- **What the task asks**: Looking through the listing, how many of its lines hold the word "GBPUSD"? Answer with only the number.
★ ★ ★
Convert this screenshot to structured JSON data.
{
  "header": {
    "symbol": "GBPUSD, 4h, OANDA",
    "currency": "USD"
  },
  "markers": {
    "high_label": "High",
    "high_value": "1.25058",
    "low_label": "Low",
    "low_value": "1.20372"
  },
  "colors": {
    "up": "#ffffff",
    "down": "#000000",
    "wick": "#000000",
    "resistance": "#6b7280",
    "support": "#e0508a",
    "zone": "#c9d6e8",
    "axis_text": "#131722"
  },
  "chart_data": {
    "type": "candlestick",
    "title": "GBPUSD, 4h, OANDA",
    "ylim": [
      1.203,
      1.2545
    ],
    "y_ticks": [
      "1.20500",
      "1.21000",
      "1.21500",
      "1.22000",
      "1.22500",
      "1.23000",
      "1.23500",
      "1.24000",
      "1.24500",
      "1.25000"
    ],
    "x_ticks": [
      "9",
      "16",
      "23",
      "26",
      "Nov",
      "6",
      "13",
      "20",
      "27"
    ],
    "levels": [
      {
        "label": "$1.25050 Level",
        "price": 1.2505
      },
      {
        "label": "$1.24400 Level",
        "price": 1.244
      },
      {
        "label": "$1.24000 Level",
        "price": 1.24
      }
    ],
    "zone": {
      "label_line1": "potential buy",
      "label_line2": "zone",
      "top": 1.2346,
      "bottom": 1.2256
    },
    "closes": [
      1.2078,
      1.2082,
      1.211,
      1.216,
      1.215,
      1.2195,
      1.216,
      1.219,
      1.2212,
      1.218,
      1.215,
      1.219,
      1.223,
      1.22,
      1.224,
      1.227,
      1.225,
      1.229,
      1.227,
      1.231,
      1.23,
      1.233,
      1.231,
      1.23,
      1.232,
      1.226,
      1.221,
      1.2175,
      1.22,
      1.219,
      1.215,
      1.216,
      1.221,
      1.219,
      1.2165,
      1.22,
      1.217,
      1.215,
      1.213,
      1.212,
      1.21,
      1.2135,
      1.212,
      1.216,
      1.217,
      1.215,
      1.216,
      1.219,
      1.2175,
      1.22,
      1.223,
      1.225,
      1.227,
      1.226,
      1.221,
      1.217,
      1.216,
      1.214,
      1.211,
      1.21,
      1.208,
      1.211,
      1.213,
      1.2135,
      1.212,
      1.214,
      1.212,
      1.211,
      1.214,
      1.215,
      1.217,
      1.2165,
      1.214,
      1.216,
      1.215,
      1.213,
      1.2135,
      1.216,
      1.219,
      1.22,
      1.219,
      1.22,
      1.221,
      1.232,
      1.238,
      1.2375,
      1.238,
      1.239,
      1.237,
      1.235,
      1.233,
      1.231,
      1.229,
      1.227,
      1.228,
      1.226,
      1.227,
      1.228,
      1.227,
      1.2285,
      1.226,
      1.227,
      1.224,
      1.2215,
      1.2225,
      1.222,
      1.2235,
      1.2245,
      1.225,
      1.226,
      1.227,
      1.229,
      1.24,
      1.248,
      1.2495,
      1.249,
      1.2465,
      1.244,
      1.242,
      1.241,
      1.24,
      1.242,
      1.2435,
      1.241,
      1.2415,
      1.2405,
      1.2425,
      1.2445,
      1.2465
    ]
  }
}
★ ★ ★
- **Task response**: 2